_TASK TO COMPLETE_. Leave out pictures; repeat exactly the lines from the "Extract the structured" line through the last of the data below.

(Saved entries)
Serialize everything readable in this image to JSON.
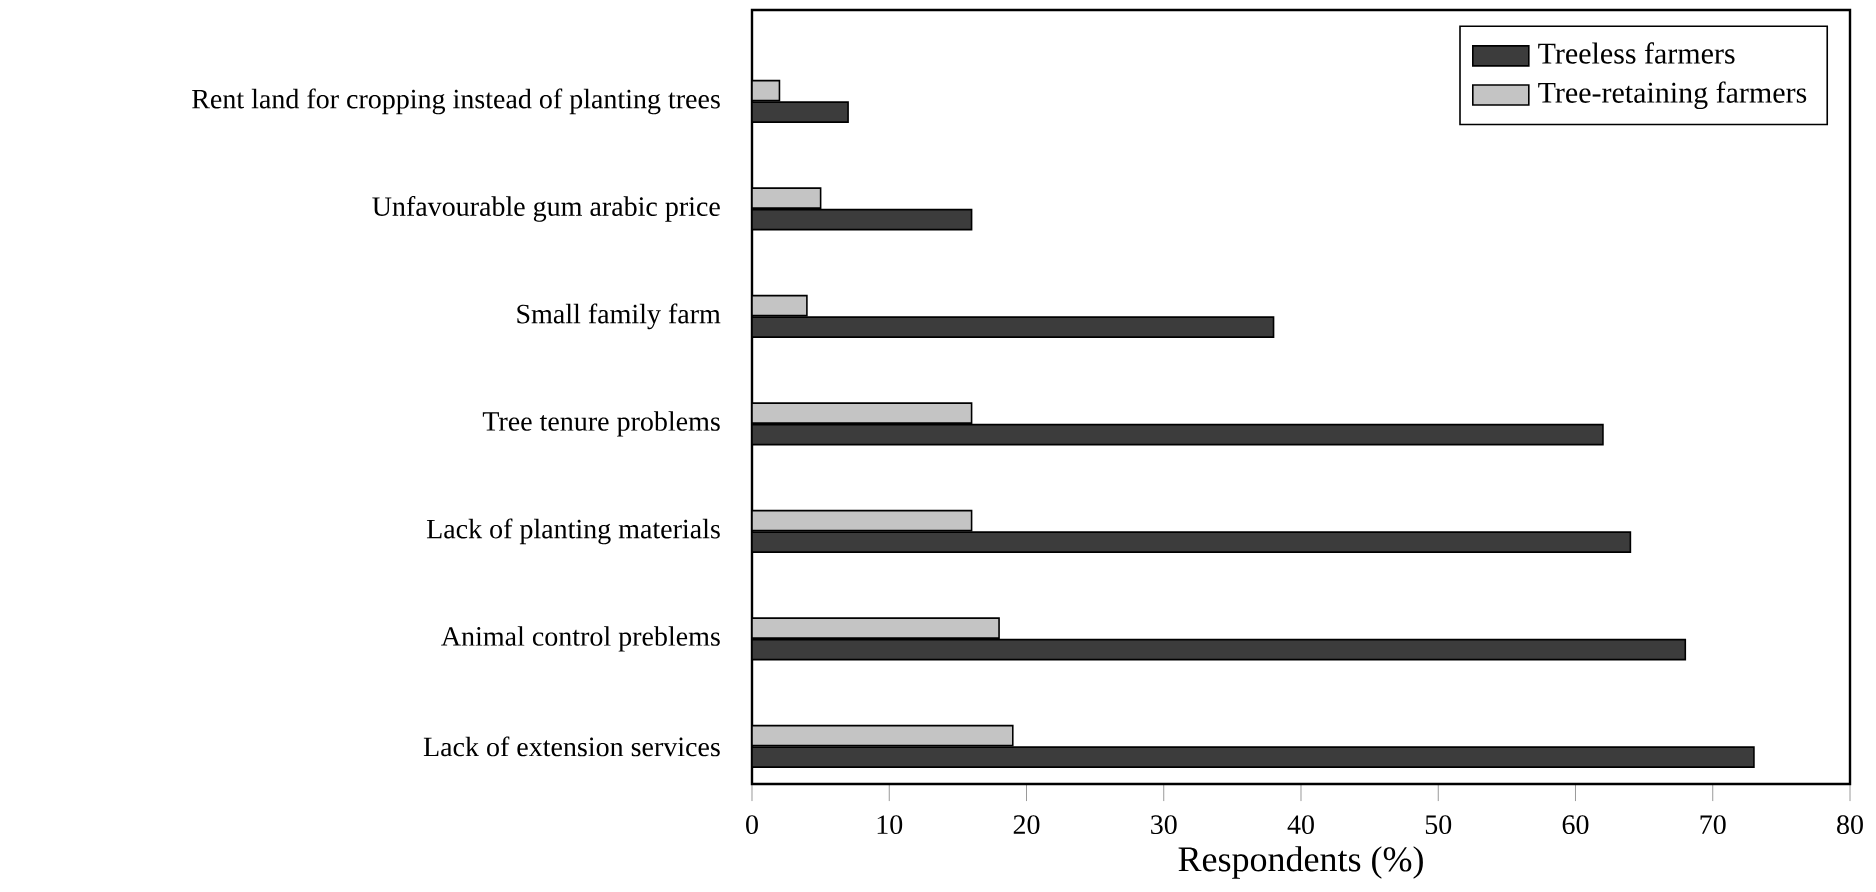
{
  "chart_data": {
    "type": "bar",
    "orientation": "horizontal",
    "xlabel": "Respondents (%)",
    "categories": [
      "Rent land for cropping instead of planting trees",
      "Unfavourable gum arabic price",
      "Small family farm",
      "Tree tenure problems",
      "Lack of planting materials",
      "Animal control preblems",
      "Lack of extension services"
    ],
    "series": [
      {
        "name": "Treeless farmers",
        "color": "#3c3c3c",
        "values": [
          7,
          16,
          38,
          62,
          64,
          68,
          73
        ]
      },
      {
        "name": "Tree-retaining farmers",
        "color": "#c4c4c4",
        "values": [
          2,
          5,
          4,
          16,
          16,
          18,
          19
        ]
      }
    ],
    "xlim": [
      0,
      80
    ],
    "xticks": [
      0,
      10,
      20,
      30,
      40,
      50,
      60,
      70,
      80
    ],
    "grid": false,
    "legend": "top right"
  }
}
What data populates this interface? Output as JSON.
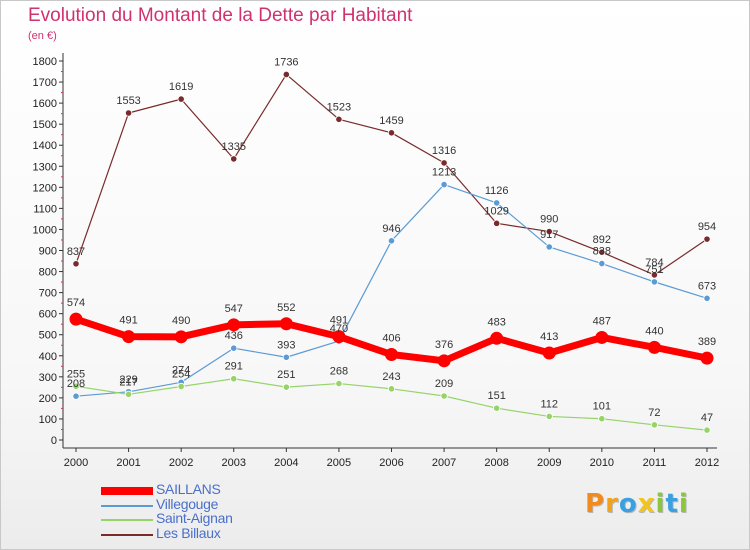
{
  "header": {
    "title": "Evolution du Montant de la Dette par Habitant",
    "unit": "(en €)"
  },
  "brand": {
    "text": "Proxiti",
    "letters": [
      "P",
      "r",
      "o",
      "x",
      "i",
      "t",
      "i"
    ],
    "colors": [
      "#f28a1e",
      "#f2a21e",
      "#3aa0e0",
      "#f2c51e",
      "#8cc63f",
      "#3aa0e0",
      "#8cc63f"
    ]
  },
  "chart_data": {
    "type": "line",
    "title": "Evolution du Montant de la Dette par Habitant",
    "ylabel": "(en €)",
    "xlabel": "",
    "x": [
      "2000",
      "2001",
      "2002",
      "2003",
      "2004",
      "2005",
      "2006",
      "2007",
      "2008",
      "2009",
      "2010",
      "2011",
      "2012"
    ],
    "ylim": [
      0,
      1800
    ],
    "yticks": [
      0,
      100,
      200,
      300,
      400,
      500,
      600,
      700,
      800,
      900,
      1000,
      1100,
      1200,
      1300,
      1400,
      1500,
      1600,
      1700,
      1800
    ],
    "grid": false,
    "legend": "bottom-left",
    "series": [
      {
        "name": "Les Billaux",
        "color": "#7a2a2a",
        "width": 1.2,
        "values": [
          837,
          1553,
          1619,
          1335,
          1736,
          1523,
          1459,
          1316,
          1029,
          990,
          892,
          784,
          954
        ]
      },
      {
        "name": "Villegouge",
        "color": "#5b9bd5",
        "width": 1.2,
        "values": [
          208,
          229,
          274,
          436,
          393,
          470,
          946,
          1213,
          1126,
          917,
          838,
          751,
          673
        ]
      },
      {
        "name": "Saint-Aignan",
        "color": "#96d46a",
        "width": 1.2,
        "values": [
          255,
          217,
          254,
          291,
          251,
          268,
          243,
          209,
          151,
          112,
          101,
          72,
          47
        ]
      },
      {
        "name": "SAILLANS",
        "color": "#ff0000",
        "width": 7,
        "values": [
          574,
          491,
          490,
          547,
          552,
          491,
          406,
          376,
          483,
          413,
          487,
          440,
          389
        ]
      }
    ],
    "labels": [
      {
        "x": "2000",
        "text": "837"
      },
      {
        "x": "2001",
        "text": "1553"
      },
      {
        "x": "2002",
        "text": "1619"
      },
      {
        "x": "2003",
        "text": "1335"
      },
      {
        "x": "2004",
        "text": "1736"
      },
      {
        "x": "2005",
        "text": "1523"
      },
      {
        "x": "2006",
        "text": "1459"
      },
      {
        "x": "2007",
        "text": "1316"
      },
      {
        "x": "2008",
        "text": "1029"
      },
      {
        "x": "2009",
        "text": "990"
      },
      {
        "x": "2010",
        "text": "892"
      },
      {
        "x": "2011",
        "text": "784"
      },
      {
        "x": "2012",
        "text": "954"
      },
      {
        "x": "2000",
        "text": "208"
      },
      {
        "x": "2001",
        "text": "229"
      },
      {
        "x": "2002",
        "text": "274"
      },
      {
        "x": "2003",
        "text": "436"
      },
      {
        "x": "2004",
        "text": "393"
      },
      {
        "x": "2005",
        "text": "470"
      },
      {
        "x": "2006",
        "text": "946"
      },
      {
        "x": "2007",
        "text": "1213"
      },
      {
        "x": "2008",
        "text": "1126"
      },
      {
        "x": "2009",
        "text": "917"
      },
      {
        "x": "2010",
        "text": "838"
      },
      {
        "x": "2011",
        "text": "751"
      },
      {
        "x": "2012",
        "text": "673"
      },
      {
        "x": "2000",
        "text": "255"
      },
      {
        "x": "2001",
        "text": "217"
      },
      {
        "x": "2002",
        "text": "254"
      },
      {
        "x": "2003",
        "text": "291"
      },
      {
        "x": "2004",
        "text": "251"
      },
      {
        "x": "2005",
        "text": "268"
      },
      {
        "x": "2006",
        "text": "243"
      },
      {
        "x": "2007",
        "text": "209"
      },
      {
        "x": "2008",
        "text": "151"
      },
      {
        "x": "2009",
        "text": "112"
      },
      {
        "x": "2010",
        "text": "101"
      },
      {
        "x": "2011",
        "text": "72"
      },
      {
        "x": "2012",
        "text": "47"
      },
      {
        "x": "2000",
        "text": "574"
      },
      {
        "x": "2001",
        "text": "491"
      },
      {
        "x": "2002",
        "text": "490"
      },
      {
        "x": "2003",
        "text": "547"
      },
      {
        "x": "2004",
        "text": "552"
      },
      {
        "x": "2005",
        "text": "491"
      },
      {
        "x": "2006",
        "text": "406"
      },
      {
        "x": "2007",
        "text": "376"
      },
      {
        "x": "2008",
        "text": "483"
      },
      {
        "x": "2009",
        "text": "413"
      },
      {
        "x": "2010",
        "text": "487"
      },
      {
        "x": "2011",
        "text": "440"
      },
      {
        "x": "2012",
        "text": "389"
      }
    ],
    "legend_entries": [
      {
        "name": "SAILLANS",
        "color": "#ff0000",
        "thick": true
      },
      {
        "name": "Villegouge",
        "color": "#5b9bd5",
        "thick": false
      },
      {
        "name": "Saint-Aignan",
        "color": "#96d46a",
        "thick": false
      },
      {
        "name": "Les Billaux",
        "color": "#7a2a2a",
        "thick": false
      }
    ]
  }
}
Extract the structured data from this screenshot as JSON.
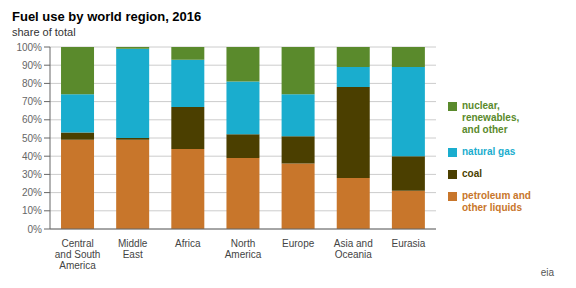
{
  "chart_data": {
    "type": "bar",
    "title": "Fuel use by world region, 2016",
    "subtitle": "share of total",
    "categories": [
      "Central\nand South\nAmerica",
      "Middle\nEast",
      "Africa",
      "North\nAmerica",
      "Europe",
      "Asia and\nOceania",
      "Eurasia"
    ],
    "series": [
      {
        "name": "petroleum and\nother liquids",
        "color": "#C8762B",
        "values": [
          49,
          49,
          44,
          39,
          36,
          28,
          21
        ]
      },
      {
        "name": "coal",
        "color": "#4B3F00",
        "values": [
          4,
          1,
          23,
          13,
          15,
          50,
          19
        ]
      },
      {
        "name": "natural gas",
        "color": "#1AADCE",
        "values": [
          21,
          49,
          26,
          29,
          23,
          11,
          49
        ]
      },
      {
        "name": "nuclear,\nrenewables,\nand other",
        "color": "#5A8A2C",
        "values": [
          26,
          1,
          7,
          19,
          26,
          11,
          11
        ]
      }
    ],
    "ylim": [
      0,
      100
    ],
    "yticks": [
      {
        "value": 0,
        "label": "0%"
      },
      {
        "value": 10,
        "label": "10%"
      },
      {
        "value": 20,
        "label": "20%"
      },
      {
        "value": 30,
        "label": "30%"
      },
      {
        "value": 40,
        "label": "40%"
      },
      {
        "value": 50,
        "label": "50%"
      },
      {
        "value": 60,
        "label": "60%"
      },
      {
        "value": 70,
        "label": "70%"
      },
      {
        "value": 80,
        "label": "80%"
      },
      {
        "value": 90,
        "label": "90%"
      },
      {
        "value": 100,
        "label": "100%"
      }
    ],
    "stacked": true,
    "grid": true,
    "legend": "right",
    "annotations": [
      "eia"
    ]
  }
}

_EXPECTED ANSWER_.
Extract the structured data from this screenshot as JSON.
{
  "chart_data": {
    "type": "bar",
    "title": "Fuel use by world region, 2016",
    "subtitle": "share of total",
    "categories": [
      "Central\nand South\nAmerica",
      "Middle\nEast",
      "Africa",
      "North\nAmerica",
      "Europe",
      "Asia and\nOceania",
      "Eurasia"
    ],
    "series": [
      {
        "name": "petroleum and\nother liquids",
        "color": "#C8762B",
        "values": [
          49,
          49,
          44,
          39,
          36,
          28,
          21
        ]
      },
      {
        "name": "coal",
        "color": "#4B3F00",
        "values": [
          4,
          1,
          23,
          13,
          15,
          50,
          19
        ]
      },
      {
        "name": "natural gas",
        "color": "#1AADCE",
        "values": [
          21,
          49,
          26,
          29,
          23,
          11,
          49
        ]
      },
      {
        "name": "nuclear,\nrenewables,\nand other",
        "color": "#5A8A2C",
        "values": [
          26,
          1,
          7,
          19,
          26,
          11,
          11
        ]
      }
    ],
    "ylim": [
      0,
      100
    ],
    "yticks": [
      {
        "value": 0,
        "label": "0%"
      },
      {
        "value": 10,
        "label": "10%"
      },
      {
        "value": 20,
        "label": "20%"
      },
      {
        "value": 30,
        "label": "30%"
      },
      {
        "value": 40,
        "label": "40%"
      },
      {
        "value": 50,
        "label": "50%"
      },
      {
        "value": 60,
        "label": "60%"
      },
      {
        "value": 70,
        "label": "70%"
      },
      {
        "value": 80,
        "label": "80%"
      },
      {
        "value": 90,
        "label": "90%"
      },
      {
        "value": 100,
        "label": "100%"
      }
    ],
    "stacked": true,
    "grid": true,
    "legend": "right",
    "annotations": [
      "eia"
    ]
  }
}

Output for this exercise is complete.